• **Recorded data**:
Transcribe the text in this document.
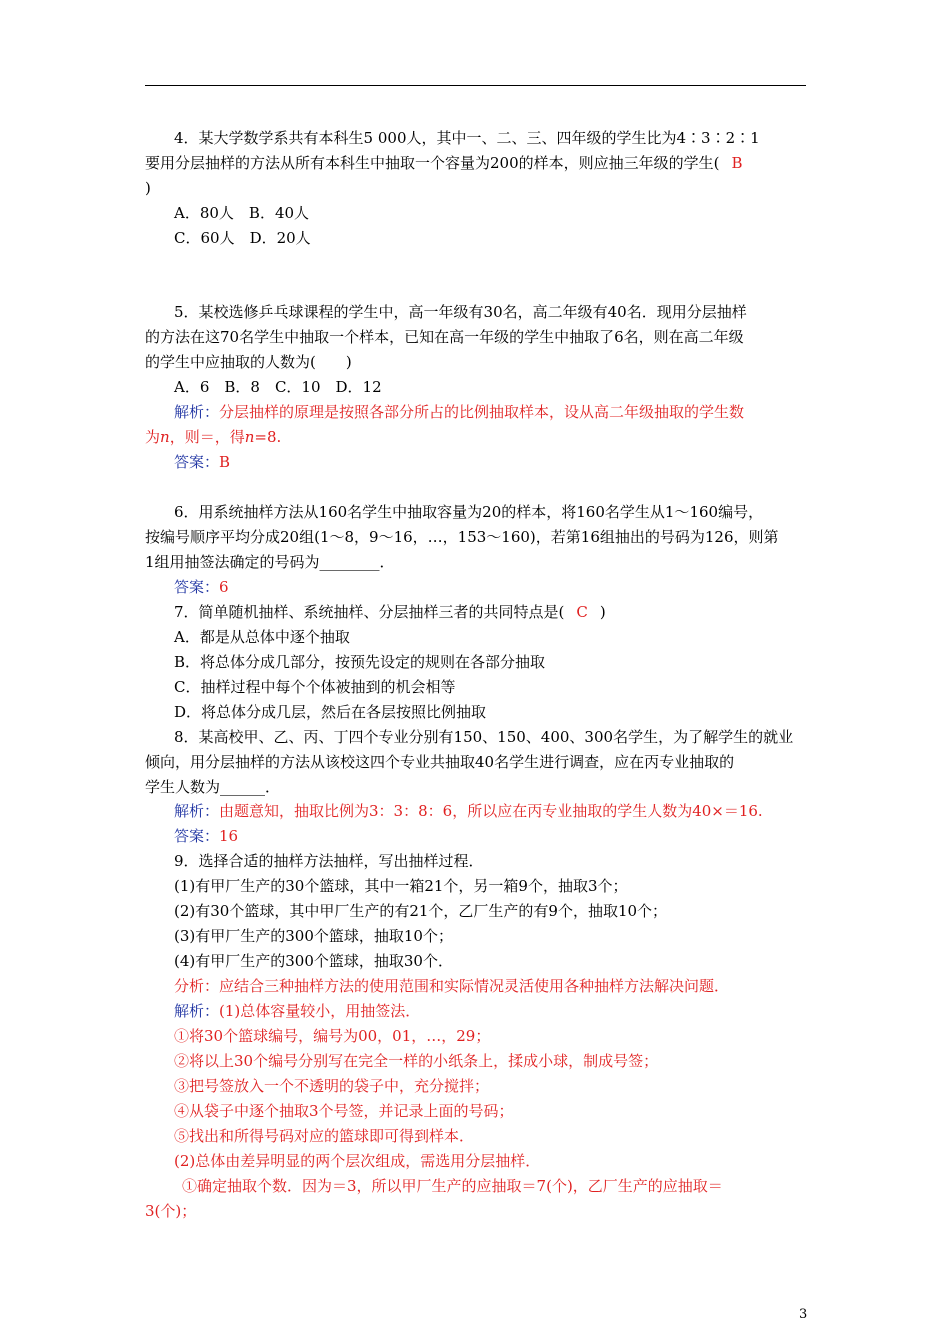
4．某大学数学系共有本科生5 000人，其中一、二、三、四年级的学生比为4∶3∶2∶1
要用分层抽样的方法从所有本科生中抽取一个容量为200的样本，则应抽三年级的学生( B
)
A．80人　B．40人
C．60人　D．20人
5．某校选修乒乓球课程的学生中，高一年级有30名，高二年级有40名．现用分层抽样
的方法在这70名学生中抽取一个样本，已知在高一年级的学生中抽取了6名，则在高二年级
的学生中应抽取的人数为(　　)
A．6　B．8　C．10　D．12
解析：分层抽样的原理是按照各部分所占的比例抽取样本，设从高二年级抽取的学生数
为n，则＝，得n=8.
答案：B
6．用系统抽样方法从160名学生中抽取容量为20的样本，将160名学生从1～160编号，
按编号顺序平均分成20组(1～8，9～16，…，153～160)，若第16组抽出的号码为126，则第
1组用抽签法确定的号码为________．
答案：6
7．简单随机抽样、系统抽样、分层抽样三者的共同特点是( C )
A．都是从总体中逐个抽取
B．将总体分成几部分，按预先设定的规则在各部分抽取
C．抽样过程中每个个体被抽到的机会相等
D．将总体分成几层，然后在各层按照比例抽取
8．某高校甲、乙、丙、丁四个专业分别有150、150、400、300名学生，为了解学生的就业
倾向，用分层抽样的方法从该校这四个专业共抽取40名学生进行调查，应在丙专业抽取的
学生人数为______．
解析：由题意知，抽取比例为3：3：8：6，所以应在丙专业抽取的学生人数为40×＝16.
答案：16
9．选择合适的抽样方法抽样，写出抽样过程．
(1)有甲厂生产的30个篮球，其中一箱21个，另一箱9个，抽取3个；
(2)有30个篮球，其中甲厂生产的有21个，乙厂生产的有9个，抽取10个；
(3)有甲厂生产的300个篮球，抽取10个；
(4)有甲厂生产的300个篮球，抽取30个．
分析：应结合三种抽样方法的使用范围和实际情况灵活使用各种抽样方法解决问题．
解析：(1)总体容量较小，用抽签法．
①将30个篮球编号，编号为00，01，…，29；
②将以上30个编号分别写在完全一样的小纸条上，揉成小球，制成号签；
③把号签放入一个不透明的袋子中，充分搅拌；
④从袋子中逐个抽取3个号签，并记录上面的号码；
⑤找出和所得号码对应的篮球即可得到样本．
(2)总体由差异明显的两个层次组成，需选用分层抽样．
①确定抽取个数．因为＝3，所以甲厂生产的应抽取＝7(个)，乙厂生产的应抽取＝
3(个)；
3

• **Written request**: Make an exact copy of every record, pictures excluded.

• **Result of the exercise**:
Transcribe the text in this document.
4．某大学数学系共有本科生5 000人，其中一、二、三、四年级的学生比为4∶3∶2∶1
要用分层抽样的方法从所有本科生中抽取一个容量为200的样本，则应抽三年级的学生( B
)
A．80人　B．40人
C．60人　D．20人
5．某校选修乒乓球课程的学生中，高一年级有30名，高二年级有40名．现用分层抽样
的方法在这70名学生中抽取一个样本，已知在高一年级的学生中抽取了6名，则在高二年级
的学生中应抽取的人数为(　　)
A．6　B．8　C．10　D．12
解析：分层抽样的原理是按照各部分所占的比例抽取样本，设从高二年级抽取的学生数
为n，则＝，得n=8.
答案：B
6．用系统抽样方法从160名学生中抽取容量为20的样本，将160名学生从1～160编号，
按编号顺序平均分成20组(1～8，9～16，…，153～160)，若第16组抽出的号码为126，则第
1组用抽签法确定的号码为________．
答案：6
7．简单随机抽样、系统抽样、分层抽样三者的共同特点是( C )
A．都是从总体中逐个抽取
B．将总体分成几部分，按预先设定的规则在各部分抽取
C．抽样过程中每个个体被抽到的机会相等
D．将总体分成几层，然后在各层按照比例抽取
8．某高校甲、乙、丙、丁四个专业分别有150、150、400、300名学生，为了解学生的就业
倾向，用分层抽样的方法从该校这四个专业共抽取40名学生进行调查，应在丙专业抽取的
学生人数为______．
解析：由题意知，抽取比例为3：3：8：6，所以应在丙专业抽取的学生人数为40×＝16.
答案：16
9．选择合适的抽样方法抽样，写出抽样过程．
(1)有甲厂生产的30个篮球，其中一箱21个，另一箱9个，抽取3个；
(2)有30个篮球，其中甲厂生产的有21个，乙厂生产的有9个，抽取10个；
(3)有甲厂生产的300个篮球，抽取10个；
(4)有甲厂生产的300个篮球，抽取30个．
分析：应结合三种抽样方法的使用范围和实际情况灵活使用各种抽样方法解决问题．
解析：(1)总体容量较小，用抽签法．
①将30个篮球编号，编号为00，01，…，29；
②将以上30个编号分别写在完全一样的小纸条上，揉成小球，制成号签；
③把号签放入一个不透明的袋子中，充分搅拌；
④从袋子中逐个抽取3个号签，并记录上面的号码；
⑤找出和所得号码对应的篮球即可得到样本．
(2)总体由差异明显的两个层次组成，需选用分层抽样．
①确定抽取个数．因为＝3，所以甲厂生产的应抽取＝7(个)，乙厂生产的应抽取＝
3(个)；
3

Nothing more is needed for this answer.